What the exercise asks: Gather up the lines with the word "Uhren" in them.

___ Material for this task

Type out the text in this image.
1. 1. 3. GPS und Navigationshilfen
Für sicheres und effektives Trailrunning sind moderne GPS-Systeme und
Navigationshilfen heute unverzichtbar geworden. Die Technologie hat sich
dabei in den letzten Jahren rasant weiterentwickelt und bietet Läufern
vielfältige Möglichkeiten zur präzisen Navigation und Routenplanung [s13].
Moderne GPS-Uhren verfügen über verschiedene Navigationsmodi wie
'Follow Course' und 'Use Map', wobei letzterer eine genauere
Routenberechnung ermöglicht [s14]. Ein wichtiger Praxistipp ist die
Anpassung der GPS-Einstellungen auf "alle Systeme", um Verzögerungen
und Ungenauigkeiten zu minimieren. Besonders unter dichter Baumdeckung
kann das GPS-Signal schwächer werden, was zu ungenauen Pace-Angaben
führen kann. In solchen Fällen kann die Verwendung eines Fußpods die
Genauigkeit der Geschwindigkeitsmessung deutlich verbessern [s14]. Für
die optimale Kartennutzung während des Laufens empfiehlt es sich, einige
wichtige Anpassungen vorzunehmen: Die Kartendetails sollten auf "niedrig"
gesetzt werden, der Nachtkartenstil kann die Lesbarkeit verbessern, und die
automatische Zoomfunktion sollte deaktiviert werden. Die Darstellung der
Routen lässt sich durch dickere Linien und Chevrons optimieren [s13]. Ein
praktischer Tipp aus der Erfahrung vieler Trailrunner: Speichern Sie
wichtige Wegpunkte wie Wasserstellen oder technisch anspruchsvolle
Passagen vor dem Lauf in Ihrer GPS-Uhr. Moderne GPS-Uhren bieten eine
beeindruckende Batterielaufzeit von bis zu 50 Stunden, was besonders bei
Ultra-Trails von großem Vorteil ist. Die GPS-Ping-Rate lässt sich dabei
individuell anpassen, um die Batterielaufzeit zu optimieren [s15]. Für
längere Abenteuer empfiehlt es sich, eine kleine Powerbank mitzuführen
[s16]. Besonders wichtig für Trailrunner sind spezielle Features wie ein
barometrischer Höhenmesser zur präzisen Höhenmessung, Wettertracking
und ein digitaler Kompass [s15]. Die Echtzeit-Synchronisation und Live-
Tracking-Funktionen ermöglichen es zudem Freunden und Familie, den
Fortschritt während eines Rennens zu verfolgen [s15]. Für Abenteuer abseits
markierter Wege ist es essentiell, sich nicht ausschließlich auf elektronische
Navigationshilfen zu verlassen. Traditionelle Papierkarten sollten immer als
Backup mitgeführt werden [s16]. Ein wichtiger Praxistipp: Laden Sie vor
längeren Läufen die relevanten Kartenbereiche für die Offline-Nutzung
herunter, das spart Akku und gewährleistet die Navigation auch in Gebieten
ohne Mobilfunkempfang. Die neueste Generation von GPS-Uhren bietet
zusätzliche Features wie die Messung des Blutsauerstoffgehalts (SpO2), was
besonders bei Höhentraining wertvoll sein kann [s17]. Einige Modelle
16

______

Answer to the task:
Moderne GPS-Uhren verfügen über verschiedene Navigationsmodi wie
Passagen vor dem Lauf in Ihrer GPS-Uhr. Moderne GPS-Uhren bieten eine
ohne Mobilfunkempfang. Die neueste Generation von GPS-Uhren bietet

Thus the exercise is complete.